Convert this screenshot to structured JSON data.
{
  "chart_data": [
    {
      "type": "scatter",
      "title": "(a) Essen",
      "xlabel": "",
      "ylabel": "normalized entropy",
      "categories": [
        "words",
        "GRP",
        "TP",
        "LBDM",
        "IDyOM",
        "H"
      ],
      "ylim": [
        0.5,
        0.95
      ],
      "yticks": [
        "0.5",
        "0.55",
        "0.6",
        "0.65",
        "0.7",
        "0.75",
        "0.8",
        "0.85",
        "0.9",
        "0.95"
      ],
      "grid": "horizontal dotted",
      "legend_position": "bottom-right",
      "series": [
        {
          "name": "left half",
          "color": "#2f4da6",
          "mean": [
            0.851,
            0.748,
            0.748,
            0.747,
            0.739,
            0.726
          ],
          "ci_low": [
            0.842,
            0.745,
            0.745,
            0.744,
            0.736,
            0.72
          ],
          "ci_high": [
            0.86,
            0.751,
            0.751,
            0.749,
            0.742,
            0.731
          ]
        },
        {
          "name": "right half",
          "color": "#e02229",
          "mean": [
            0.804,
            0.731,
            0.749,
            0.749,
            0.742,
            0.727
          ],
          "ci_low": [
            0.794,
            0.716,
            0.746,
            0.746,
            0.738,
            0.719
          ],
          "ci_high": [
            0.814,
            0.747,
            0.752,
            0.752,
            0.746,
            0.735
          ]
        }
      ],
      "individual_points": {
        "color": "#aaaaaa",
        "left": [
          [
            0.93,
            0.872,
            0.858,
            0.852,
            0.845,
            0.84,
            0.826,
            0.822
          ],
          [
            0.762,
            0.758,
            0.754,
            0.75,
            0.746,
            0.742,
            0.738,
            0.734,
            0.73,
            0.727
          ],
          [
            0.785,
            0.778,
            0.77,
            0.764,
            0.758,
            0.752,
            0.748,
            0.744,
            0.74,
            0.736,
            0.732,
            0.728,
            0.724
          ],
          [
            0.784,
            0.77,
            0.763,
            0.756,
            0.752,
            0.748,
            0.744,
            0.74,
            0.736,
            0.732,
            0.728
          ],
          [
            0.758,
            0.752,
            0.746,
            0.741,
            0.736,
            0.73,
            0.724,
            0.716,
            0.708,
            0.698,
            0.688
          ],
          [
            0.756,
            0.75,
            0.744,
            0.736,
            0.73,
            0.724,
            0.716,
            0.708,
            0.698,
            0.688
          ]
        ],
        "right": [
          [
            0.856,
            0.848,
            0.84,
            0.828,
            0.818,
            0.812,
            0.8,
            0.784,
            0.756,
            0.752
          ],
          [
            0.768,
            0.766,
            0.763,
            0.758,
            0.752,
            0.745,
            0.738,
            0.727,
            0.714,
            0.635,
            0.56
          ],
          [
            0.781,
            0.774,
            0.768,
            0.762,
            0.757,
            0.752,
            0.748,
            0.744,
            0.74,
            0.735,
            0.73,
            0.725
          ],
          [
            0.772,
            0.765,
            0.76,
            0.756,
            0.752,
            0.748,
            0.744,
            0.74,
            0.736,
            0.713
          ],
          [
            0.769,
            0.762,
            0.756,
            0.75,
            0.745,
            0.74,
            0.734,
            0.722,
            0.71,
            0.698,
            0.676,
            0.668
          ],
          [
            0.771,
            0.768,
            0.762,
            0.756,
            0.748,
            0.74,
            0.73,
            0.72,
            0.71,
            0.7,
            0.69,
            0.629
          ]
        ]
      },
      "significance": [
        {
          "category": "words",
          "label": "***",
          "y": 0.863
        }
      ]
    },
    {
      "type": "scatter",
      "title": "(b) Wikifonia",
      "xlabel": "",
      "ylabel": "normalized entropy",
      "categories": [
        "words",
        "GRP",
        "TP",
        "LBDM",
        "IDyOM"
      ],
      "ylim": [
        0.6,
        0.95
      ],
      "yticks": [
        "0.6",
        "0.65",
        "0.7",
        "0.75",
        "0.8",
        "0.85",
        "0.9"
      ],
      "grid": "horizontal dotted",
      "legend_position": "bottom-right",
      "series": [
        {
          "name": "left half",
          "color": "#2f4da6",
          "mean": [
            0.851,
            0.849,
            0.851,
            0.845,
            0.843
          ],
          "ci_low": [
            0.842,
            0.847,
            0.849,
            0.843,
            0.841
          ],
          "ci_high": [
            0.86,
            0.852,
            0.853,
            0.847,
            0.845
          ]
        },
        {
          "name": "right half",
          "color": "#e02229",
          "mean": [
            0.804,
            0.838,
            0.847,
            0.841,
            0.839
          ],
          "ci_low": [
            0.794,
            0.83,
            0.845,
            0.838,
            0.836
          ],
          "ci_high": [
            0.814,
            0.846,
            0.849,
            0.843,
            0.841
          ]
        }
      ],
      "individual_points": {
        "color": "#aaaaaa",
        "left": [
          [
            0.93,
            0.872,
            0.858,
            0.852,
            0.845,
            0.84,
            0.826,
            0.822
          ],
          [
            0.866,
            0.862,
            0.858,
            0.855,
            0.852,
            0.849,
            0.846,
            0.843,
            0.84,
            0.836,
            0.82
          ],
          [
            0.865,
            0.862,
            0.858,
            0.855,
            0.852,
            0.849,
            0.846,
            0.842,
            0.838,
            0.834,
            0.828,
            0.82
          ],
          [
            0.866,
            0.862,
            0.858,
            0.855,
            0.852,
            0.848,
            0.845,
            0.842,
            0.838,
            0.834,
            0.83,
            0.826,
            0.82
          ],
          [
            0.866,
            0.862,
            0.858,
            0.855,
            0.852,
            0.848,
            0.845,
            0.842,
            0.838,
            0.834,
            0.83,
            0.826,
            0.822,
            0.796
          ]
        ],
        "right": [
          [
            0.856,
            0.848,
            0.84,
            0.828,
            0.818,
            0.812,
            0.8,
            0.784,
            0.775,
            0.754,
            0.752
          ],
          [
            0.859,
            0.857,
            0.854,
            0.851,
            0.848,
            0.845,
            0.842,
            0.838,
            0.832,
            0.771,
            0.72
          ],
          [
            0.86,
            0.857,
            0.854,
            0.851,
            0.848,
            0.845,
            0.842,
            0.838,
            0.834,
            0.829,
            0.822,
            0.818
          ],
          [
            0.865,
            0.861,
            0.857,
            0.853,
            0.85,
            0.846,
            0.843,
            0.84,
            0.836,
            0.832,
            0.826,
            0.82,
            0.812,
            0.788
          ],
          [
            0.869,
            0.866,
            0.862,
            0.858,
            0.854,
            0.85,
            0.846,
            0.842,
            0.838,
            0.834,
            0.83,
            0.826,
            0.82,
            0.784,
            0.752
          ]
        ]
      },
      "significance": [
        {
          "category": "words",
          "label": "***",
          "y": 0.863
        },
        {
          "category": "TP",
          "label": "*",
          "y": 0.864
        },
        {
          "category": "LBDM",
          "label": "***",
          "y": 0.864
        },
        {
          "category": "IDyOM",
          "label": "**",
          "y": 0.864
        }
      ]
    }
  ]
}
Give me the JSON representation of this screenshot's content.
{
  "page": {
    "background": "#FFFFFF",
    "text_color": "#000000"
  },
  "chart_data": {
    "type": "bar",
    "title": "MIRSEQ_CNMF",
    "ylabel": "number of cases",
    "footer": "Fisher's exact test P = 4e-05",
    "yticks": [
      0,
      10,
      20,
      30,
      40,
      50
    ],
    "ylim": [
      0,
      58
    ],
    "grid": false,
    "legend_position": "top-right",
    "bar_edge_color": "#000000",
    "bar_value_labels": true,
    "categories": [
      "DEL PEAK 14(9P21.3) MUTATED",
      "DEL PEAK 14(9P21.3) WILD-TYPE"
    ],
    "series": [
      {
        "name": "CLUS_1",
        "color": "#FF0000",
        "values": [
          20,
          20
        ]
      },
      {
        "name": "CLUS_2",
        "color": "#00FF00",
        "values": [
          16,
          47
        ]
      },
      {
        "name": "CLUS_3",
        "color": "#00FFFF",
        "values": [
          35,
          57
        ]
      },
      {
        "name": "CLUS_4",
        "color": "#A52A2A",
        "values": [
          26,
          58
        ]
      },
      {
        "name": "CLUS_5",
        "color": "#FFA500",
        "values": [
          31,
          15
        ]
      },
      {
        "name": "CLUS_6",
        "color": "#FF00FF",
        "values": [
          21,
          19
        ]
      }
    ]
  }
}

────────────────────

Repeat, word for word, every line from the line that contains "Give me the" to the end of the entries; include both of those lines and no others.

Give me the JSON representation of this screenshot's content.
{
  "page": {
    "background": "#FFFFFF",
    "text_color": "#000000"
  },
  "chart_data": {
    "type": "bar",
    "title": "MIRSEQ_CNMF",
    "ylabel": "number of cases",
    "footer": "Fisher's exact test P = 4e-05",
    "yticks": [
      0,
      10,
      20,
      30,
      40,
      50
    ],
    "ylim": [
      0,
      58
    ],
    "grid": false,
    "legend_position": "top-right",
    "bar_edge_color": "#000000",
    "bar_value_labels": true,
    "categories": [
      "DEL PEAK 14(9P21.3) MUTATED",
      "DEL PEAK 14(9P21.3) WILD-TYPE"
    ],
    "series": [
      {
        "name": "CLUS_1",
        "color": "#FF0000",
        "values": [
          20,
          20
        ]
      },
      {
        "name": "CLUS_2",
        "color": "#00FF00",
        "values": [
          16,
          47
        ]
      },
      {
        "name": "CLUS_3",
        "color": "#00FFFF",
        "values": [
          35,
          57
        ]
      },
      {
        "name": "CLUS_4",
        "color": "#A52A2A",
        "values": [
          26,
          58
        ]
      },
      {
        "name": "CLUS_5",
        "color": "#FFA500",
        "values": [
          31,
          15
        ]
      },
      {
        "name": "CLUS_6",
        "color": "#FF00FF",
        "values": [
          21,
          19
        ]
      }
    ]
  }
}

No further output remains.